YOUR OBJECTIVE. For the copy, please give all of the data again exactly and leave the pictures out.

**********

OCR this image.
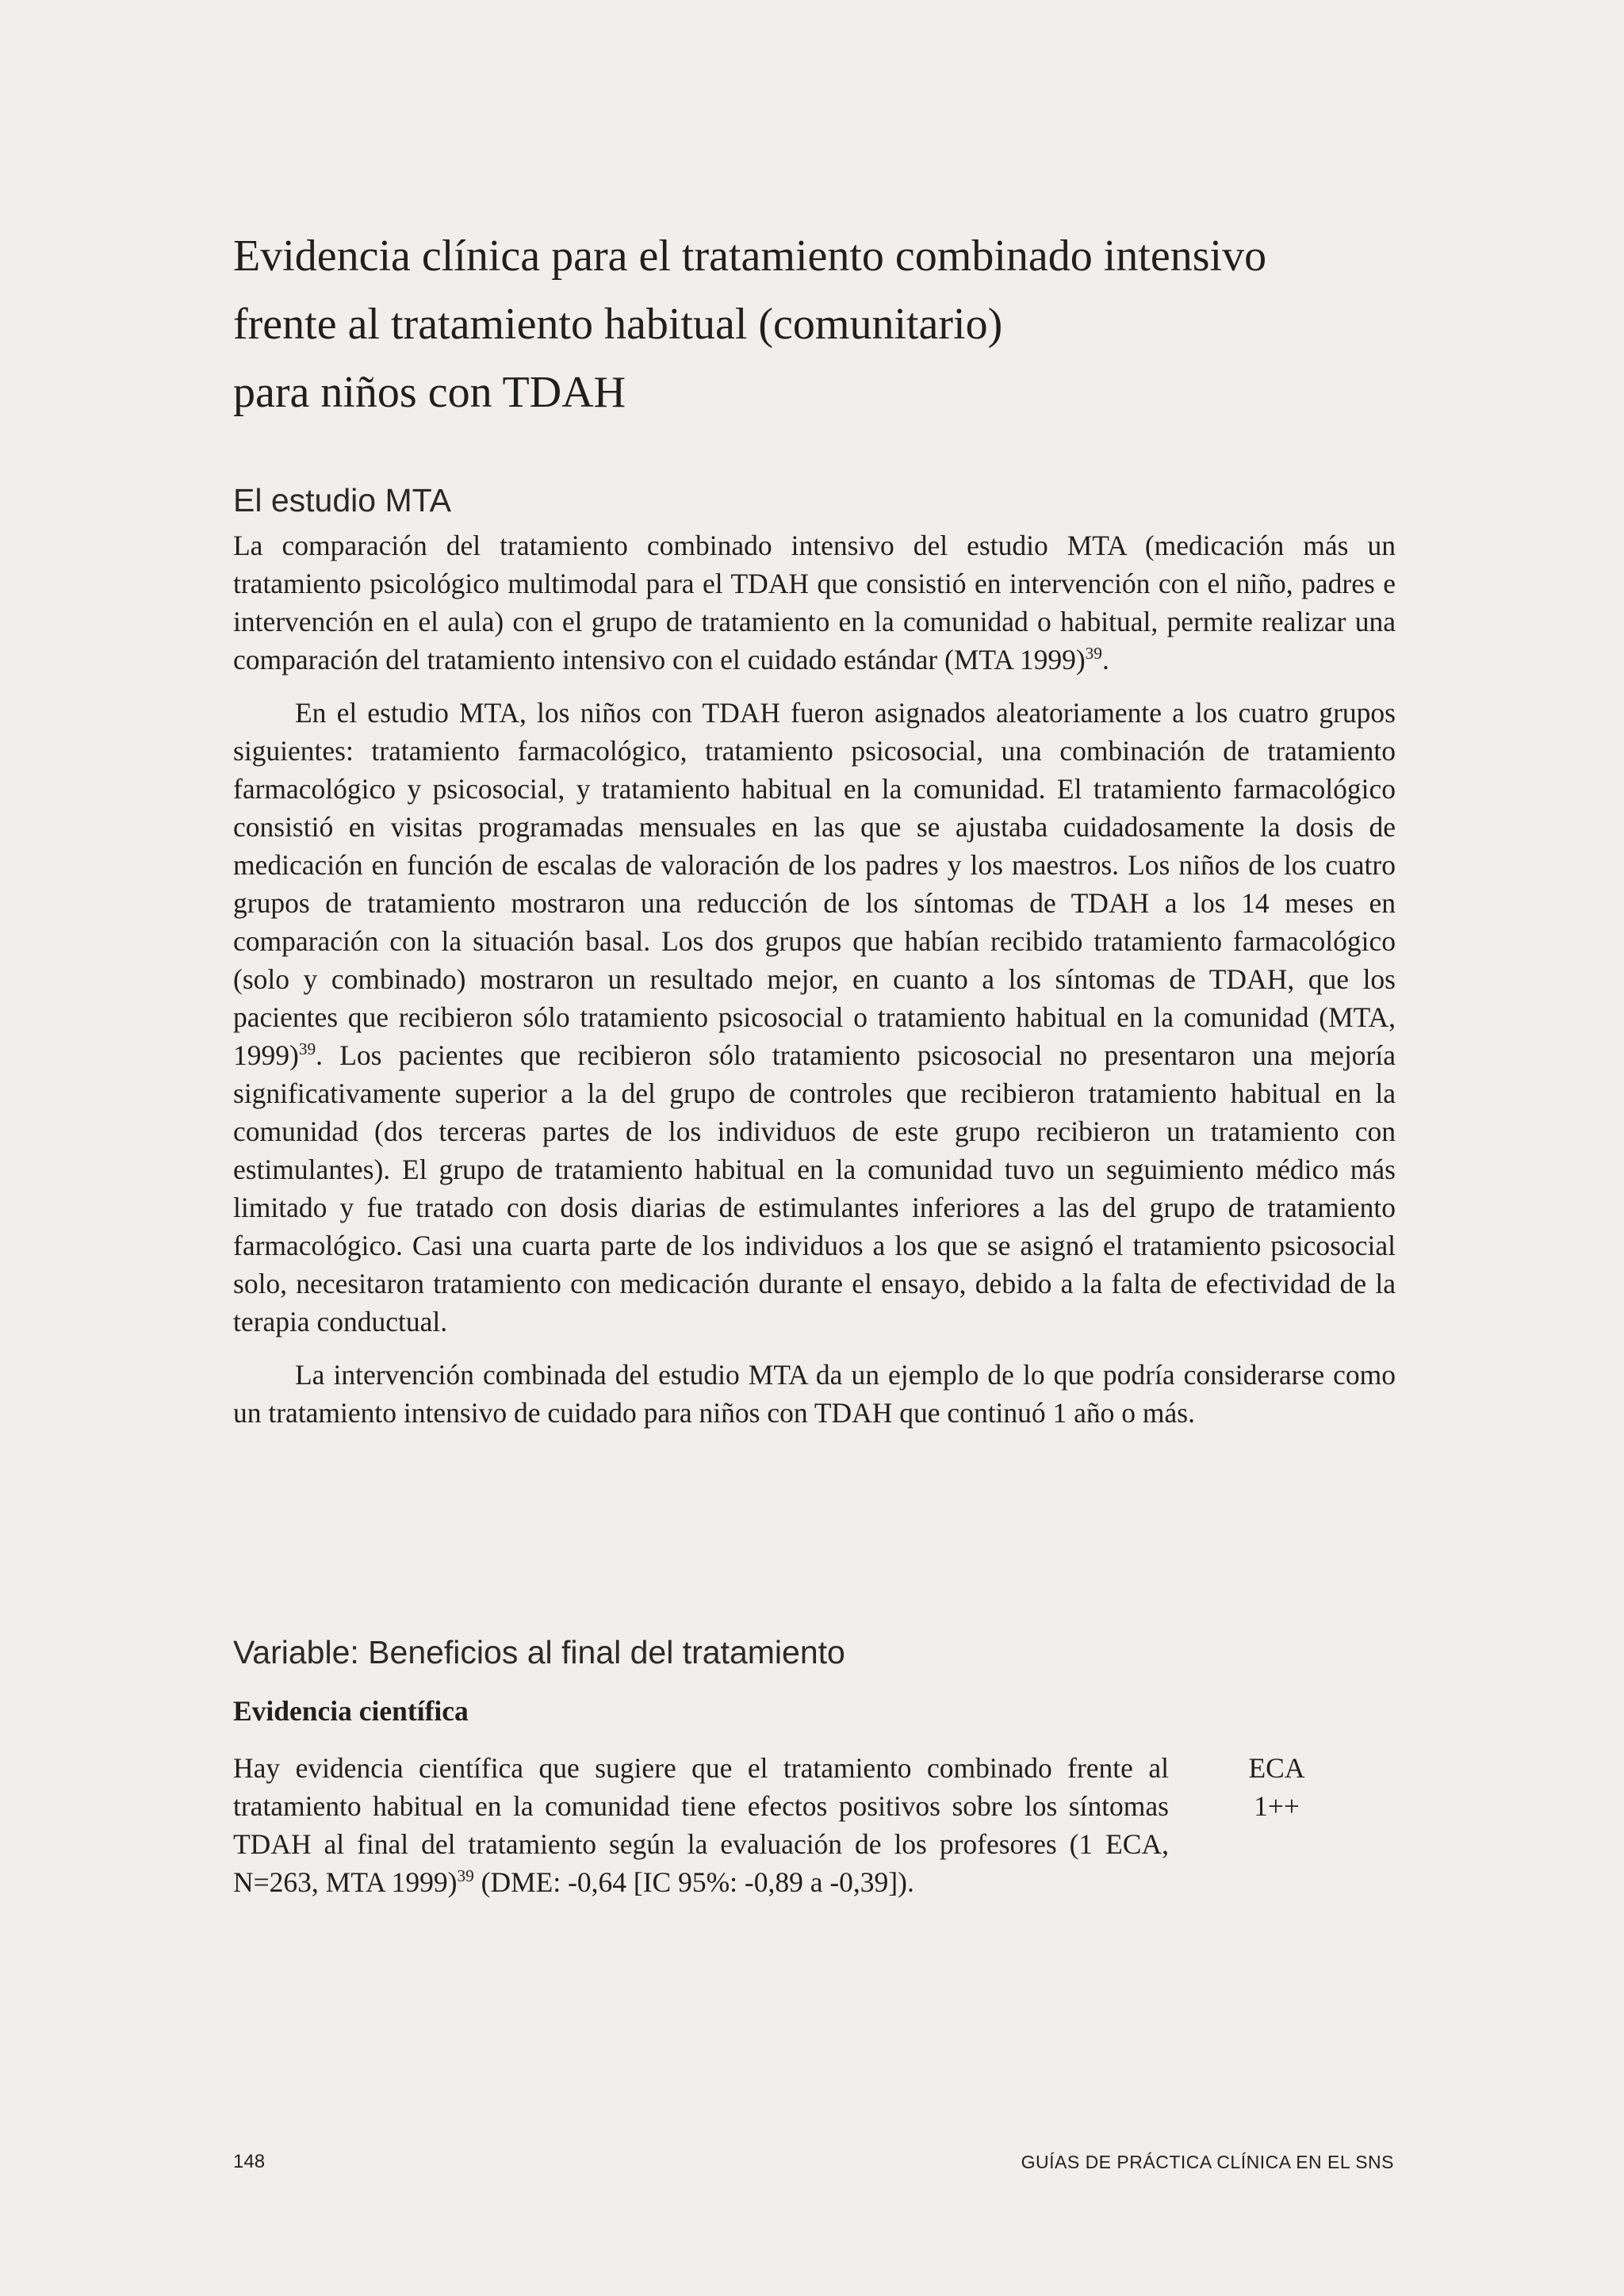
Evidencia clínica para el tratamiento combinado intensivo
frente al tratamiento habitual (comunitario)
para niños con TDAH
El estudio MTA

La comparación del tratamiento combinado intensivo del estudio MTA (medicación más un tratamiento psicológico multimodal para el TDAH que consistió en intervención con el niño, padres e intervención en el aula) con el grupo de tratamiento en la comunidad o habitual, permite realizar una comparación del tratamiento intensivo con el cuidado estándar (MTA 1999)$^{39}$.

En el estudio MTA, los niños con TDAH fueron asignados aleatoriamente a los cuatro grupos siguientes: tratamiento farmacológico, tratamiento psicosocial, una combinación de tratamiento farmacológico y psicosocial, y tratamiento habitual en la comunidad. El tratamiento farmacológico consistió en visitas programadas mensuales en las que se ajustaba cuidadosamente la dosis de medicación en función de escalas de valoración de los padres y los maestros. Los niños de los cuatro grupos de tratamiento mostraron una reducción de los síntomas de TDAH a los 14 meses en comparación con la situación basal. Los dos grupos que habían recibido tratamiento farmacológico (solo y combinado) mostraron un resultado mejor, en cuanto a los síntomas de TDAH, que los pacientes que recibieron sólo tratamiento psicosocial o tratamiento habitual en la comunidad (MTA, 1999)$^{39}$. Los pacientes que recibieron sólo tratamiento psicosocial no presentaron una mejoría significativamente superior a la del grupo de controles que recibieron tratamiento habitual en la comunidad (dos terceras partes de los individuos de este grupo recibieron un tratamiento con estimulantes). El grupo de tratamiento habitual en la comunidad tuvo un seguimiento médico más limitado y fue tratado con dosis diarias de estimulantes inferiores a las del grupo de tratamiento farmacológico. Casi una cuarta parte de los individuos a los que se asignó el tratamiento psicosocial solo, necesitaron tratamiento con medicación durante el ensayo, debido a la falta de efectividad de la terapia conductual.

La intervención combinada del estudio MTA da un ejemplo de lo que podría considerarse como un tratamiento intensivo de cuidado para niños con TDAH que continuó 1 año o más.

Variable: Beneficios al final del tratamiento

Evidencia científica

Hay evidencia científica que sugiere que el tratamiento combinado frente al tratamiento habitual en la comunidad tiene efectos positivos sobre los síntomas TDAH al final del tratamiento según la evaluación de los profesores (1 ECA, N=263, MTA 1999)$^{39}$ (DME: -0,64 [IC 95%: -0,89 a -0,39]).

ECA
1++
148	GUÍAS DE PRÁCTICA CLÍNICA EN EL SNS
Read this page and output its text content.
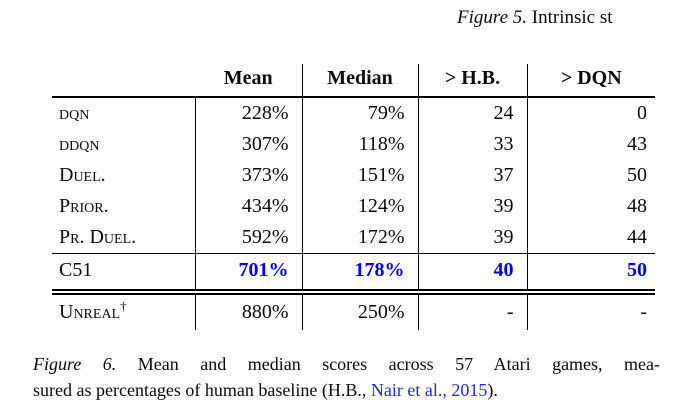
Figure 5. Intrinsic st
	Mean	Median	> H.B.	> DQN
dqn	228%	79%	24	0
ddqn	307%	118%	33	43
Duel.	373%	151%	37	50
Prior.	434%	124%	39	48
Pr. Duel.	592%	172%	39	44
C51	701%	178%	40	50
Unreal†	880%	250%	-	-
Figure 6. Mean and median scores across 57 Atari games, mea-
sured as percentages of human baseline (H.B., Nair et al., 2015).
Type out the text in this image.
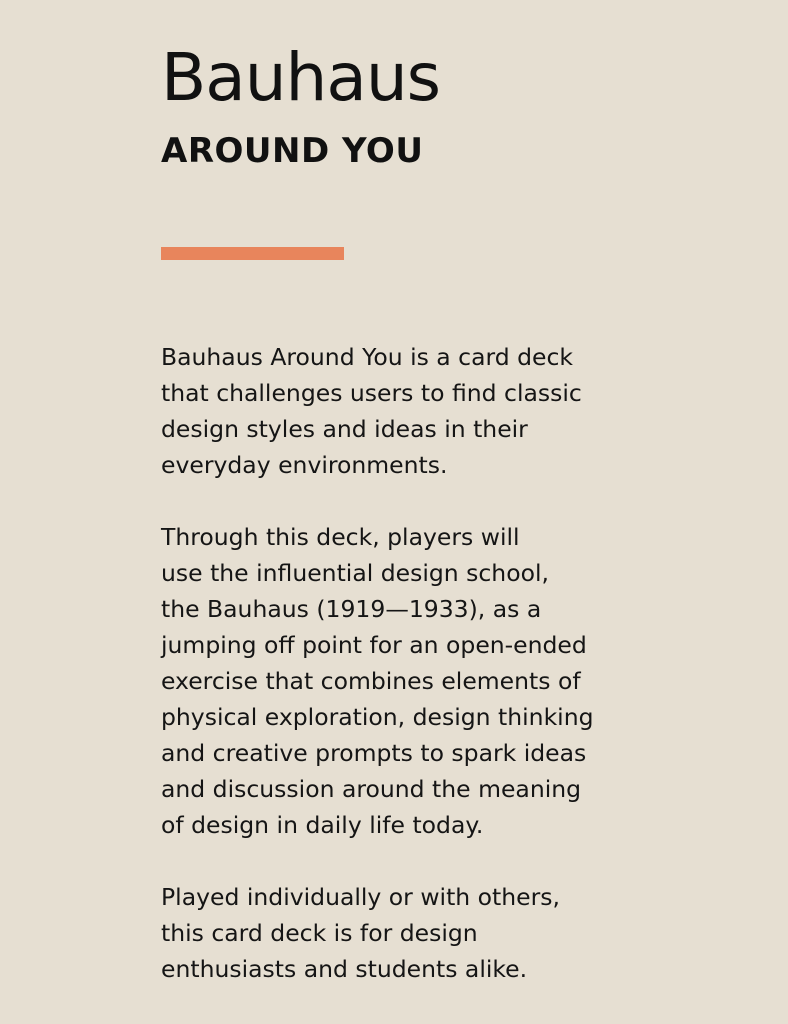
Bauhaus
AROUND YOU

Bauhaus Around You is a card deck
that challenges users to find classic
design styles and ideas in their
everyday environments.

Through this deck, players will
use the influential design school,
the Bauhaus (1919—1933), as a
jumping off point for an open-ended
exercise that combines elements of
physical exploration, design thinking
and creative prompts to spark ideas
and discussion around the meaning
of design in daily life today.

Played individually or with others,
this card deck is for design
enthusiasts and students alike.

**********

RESPONSE FOR THIS EXERCISE.
OCR this image.
Evidencia clínica para el tratamiento combinado intensivo
frente al tratamiento habitual (comunitario)
para niños con TDAH
El estudio MTA

La comparación del tratamiento combinado intensivo del estudio MTA (medicación más un tratamiento psicológico multimodal para el TDAH que consistió en intervención con el niño, padres e intervención en el aula) con el grupo de tratamiento en la comunidad o habitual, permite realizar una comparación del tratamiento intensivo con el cuidado estándar (MTA 1999)$^{39}$.

En el estudio MTA, los niños con TDAH fueron asignados aleatoriamente a los cuatro grupos siguientes: tratamiento farmacológico, tratamiento psicosocial, una combinación de tratamiento farmacológico y psicosocial, y tratamiento habitual en la comunidad. El tratamiento farmacológico consistió en visitas programadas mensuales en las que se ajustaba cuidadosamente la dosis de medicación en función de escalas de valoración de los padres y los maestros. Los niños de los cuatro grupos de tratamiento mostraron una reducción de los síntomas de TDAH a los 14 meses en comparación con la situación basal. Los dos grupos que habían recibido tratamiento farmacológico (solo y combinado) mostraron un resultado mejor, en cuanto a los síntomas de TDAH, que los pacientes que recibieron sólo tratamiento psicosocial o tratamiento habitual en la comunidad (MTA, 1999)$^{39}$. Los pacientes que recibieron sólo tratamiento psicosocial no presentaron una mejoría significativamente superior a la del grupo de controles que recibieron tratamiento habitual en la comunidad (dos terceras partes de los individuos de este grupo recibieron un tratamiento con estimulantes). El grupo de tratamiento habitual en la comunidad tuvo un seguimiento médico más limitado y fue tratado con dosis diarias de estimulantes inferiores a las del grupo de tratamiento farmacológico. Casi una cuarta parte de los individuos a los que se asignó el tratamiento psicosocial solo, necesitaron tratamiento con medicación durante el ensayo, debido a la falta de efectividad de la terapia conductual.

La intervención combinada del estudio MTA da un ejemplo de lo que podría considerarse como un tratamiento intensivo de cuidado para niños con TDAH que continuó 1 año o más.

Variable: Beneficios al final del tratamiento

Evidencia científica

Hay evidencia científica que sugiere que el tratamiento combinado frente al tratamiento habitual en la comunidad tiene efectos positivos sobre los síntomas TDAH al final del tratamiento según la evaluación de los profesores (1 ECA, N=263, MTA 1999)$^{39}$ (DME: -0,64 [IC 95%: -0,89 a -0,39]).

ECA
1++
148	GUÍAS DE PRÁCTICA CLÍNICA EN EL SNS
Read this page and output its text content.
Figure 5. Intrinsic st
	Mean	Median	> H.B.	> DQN
dqn	228%	79%	24	0
ddqn	307%	118%	33	43
Duel.	373%	151%	37	50
Prior.	434%	124%	39	48
Pr. Duel.	592%	172%	39	44
C51	701%	178%	40	50
Unreal†	880%	250%	-	-
Figure 6. Mean and median scores across 57 Atari games, mea-
sured as percentages of human baseline (H.B., Nair et al., 2015).
Type out the text in this image.
Bauhaus
AROUND YOU

Bauhaus Around You is a card deck
that challenges users to find classic
design styles and ideas in their
everyday environments.

Through this deck, players will
use the influential design school,
the Bauhaus (1919—1933), as a
jumping off point for an open-ended
exercise that combines elements of
physical exploration, design thinking
and creative prompts to spark ideas
and discussion around the meaning
of design in daily life today.

Played individually or with others,
this card deck is for design
enthusiasts and students alike.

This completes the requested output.